— Requirement —
Return each line of the material verbatim.

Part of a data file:
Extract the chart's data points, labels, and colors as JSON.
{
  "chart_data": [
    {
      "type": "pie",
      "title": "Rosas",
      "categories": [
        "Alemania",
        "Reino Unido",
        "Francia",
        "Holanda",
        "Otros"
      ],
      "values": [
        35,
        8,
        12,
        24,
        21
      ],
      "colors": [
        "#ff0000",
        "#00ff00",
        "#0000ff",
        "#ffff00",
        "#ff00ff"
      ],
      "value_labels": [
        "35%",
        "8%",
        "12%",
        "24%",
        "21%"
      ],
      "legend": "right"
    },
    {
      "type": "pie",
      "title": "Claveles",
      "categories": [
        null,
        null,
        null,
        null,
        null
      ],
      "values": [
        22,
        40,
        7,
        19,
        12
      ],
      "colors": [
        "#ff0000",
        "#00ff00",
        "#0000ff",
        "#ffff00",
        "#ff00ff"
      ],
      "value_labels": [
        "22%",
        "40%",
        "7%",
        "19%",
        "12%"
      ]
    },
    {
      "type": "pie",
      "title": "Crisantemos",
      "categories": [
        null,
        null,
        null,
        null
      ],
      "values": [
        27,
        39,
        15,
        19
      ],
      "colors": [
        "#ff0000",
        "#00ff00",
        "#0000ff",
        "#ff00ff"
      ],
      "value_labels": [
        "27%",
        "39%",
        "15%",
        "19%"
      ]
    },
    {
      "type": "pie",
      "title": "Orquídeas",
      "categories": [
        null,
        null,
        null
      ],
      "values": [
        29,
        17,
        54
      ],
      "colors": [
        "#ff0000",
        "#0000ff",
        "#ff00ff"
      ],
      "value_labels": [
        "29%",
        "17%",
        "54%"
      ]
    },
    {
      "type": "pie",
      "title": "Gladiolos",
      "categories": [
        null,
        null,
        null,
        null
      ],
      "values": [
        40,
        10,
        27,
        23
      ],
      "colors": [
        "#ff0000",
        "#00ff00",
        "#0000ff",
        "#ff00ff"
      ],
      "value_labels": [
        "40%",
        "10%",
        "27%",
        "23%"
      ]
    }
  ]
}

— Response —
Extract the chart's data points, labels, and colors as JSON.
{
  "chart_data": [
    {
      "type": "pie",
      "title": "Rosas",
      "categories": [
        "Alemania",
        "Reino Unido",
        "Francia",
        "Holanda",
        "Otros"
      ],
      "values": [
        35,
        8,
        12,
        24,
        21
      ],
      "colors": [
        "#ff0000",
        "#00ff00",
        "#0000ff",
        "#ffff00",
        "#ff00ff"
      ],
      "value_labels": [
        "35%",
        "8%",
        "12%",
        "24%",
        "21%"
      ],
      "legend": "right"
    },
    {
      "type": "pie",
      "title": "Claveles",
      "categories": [
        null,
        null,
        null,
        null,
        null
      ],
      "values": [
        22,
        40,
        7,
        19,
        12
      ],
      "colors": [
        "#ff0000",
        "#00ff00",
        "#0000ff",
        "#ffff00",
        "#ff00ff"
      ],
      "value_labels": [
        "22%",
        "40%",
        "7%",
        "19%",
        "12%"
      ]
    },
    {
      "type": "pie",
      "title": "Crisantemos",
      "categories": [
        null,
        null,
        null,
        null
      ],
      "values": [
        27,
        39,
        15,
        19
      ],
      "colors": [
        "#ff0000",
        "#00ff00",
        "#0000ff",
        "#ff00ff"
      ],
      "value_labels": [
        "27%",
        "39%",
        "15%",
        "19%"
      ]
    },
    {
      "type": "pie",
      "title": "Orquídeas",
      "categories": [
        null,
        null,
        null
      ],
      "values": [
        29,
        17,
        54
      ],
      "colors": [
        "#ff0000",
        "#0000ff",
        "#ff00ff"
      ],
      "value_labels": [
        "29%",
        "17%",
        "54%"
      ]
    },
    {
      "type": "pie",
      "title": "Gladiolos",
      "categories": [
        null,
        null,
        null,
        null
      ],
      "values": [
        40,
        10,
        27,
        23
      ],
      "colors": [
        "#ff0000",
        "#00ff00",
        "#0000ff",
        "#ff00ff"
      ],
      "value_labels": [
        "40%",
        "10%",
        "27%",
        "23%"
      ]
    }
  ]
}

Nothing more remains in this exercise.